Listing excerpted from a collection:
※ ※ ※

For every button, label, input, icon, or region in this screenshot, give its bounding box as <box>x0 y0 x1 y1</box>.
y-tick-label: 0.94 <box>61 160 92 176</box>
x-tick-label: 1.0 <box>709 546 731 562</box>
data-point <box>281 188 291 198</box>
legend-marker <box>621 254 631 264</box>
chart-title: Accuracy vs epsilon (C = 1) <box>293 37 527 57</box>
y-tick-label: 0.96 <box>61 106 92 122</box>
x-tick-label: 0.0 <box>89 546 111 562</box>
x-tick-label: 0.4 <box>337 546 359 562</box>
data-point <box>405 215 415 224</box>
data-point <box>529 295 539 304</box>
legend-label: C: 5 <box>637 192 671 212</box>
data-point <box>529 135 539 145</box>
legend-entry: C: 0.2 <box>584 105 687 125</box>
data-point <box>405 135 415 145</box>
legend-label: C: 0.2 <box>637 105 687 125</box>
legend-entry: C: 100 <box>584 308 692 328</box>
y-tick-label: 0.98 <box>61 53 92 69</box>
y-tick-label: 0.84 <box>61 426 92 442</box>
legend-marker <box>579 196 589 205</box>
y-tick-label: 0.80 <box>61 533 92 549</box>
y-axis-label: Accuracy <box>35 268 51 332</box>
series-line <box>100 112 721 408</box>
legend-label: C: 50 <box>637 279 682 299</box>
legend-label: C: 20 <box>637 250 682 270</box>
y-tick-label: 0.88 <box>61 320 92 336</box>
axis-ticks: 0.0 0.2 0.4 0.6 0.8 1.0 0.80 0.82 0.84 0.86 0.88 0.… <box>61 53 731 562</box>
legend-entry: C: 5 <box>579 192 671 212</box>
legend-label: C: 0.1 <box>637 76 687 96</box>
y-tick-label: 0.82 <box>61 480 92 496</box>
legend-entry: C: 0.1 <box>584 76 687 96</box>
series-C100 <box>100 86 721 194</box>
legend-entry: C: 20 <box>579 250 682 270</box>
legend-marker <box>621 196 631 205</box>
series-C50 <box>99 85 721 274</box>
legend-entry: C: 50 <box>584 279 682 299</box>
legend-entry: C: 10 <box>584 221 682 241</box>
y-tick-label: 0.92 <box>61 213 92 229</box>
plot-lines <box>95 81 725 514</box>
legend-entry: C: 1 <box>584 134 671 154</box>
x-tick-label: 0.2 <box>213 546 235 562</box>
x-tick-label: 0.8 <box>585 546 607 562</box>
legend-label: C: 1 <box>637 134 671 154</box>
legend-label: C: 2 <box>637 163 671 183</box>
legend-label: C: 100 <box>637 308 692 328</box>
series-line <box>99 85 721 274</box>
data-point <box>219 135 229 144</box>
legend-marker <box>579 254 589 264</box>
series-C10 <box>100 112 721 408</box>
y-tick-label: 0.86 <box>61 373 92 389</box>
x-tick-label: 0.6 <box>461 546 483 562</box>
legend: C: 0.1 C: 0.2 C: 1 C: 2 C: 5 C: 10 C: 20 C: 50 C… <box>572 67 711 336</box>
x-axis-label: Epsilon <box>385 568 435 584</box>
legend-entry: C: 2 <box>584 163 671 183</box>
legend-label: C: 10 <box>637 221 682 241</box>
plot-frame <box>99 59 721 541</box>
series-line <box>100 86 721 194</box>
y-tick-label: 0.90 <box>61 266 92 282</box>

※ ※ ※

Format the lines of the listing as a numbered list, starting with the first line and going on through the line that contains "legend-entry: C: 0.2", and leave out any blank lines. List only those lines.

1. For every button, label, input, icon, or region in this screenshot, give its bounding box as <box>x0 y0 x1 y1</box>.
2. y-tick-label: 0.94 <box>61 160 92 176</box>
3. x-tick-label: 1.0 <box>709 546 731 562</box>
4. data-point <box>281 188 291 198</box>
5. legend-marker <box>621 254 631 264</box>
6. chart-title: Accuracy vs epsilon (C = 1) <box>293 37 527 57</box>
7. y-tick-label: 0.96 <box>61 106 92 122</box>
8. x-tick-label: 0.0 <box>89 546 111 562</box>
9. x-tick-label: 0.4 <box>337 546 359 562</box>
10. data-point <box>405 215 415 224</box>
11. data-point <box>529 295 539 304</box>
12. legend-label: C: 5 <box>637 192 671 212</box>
13. data-point <box>529 135 539 145</box>
14. legend-entry: C: 0.2 <box>584 105 687 125</box>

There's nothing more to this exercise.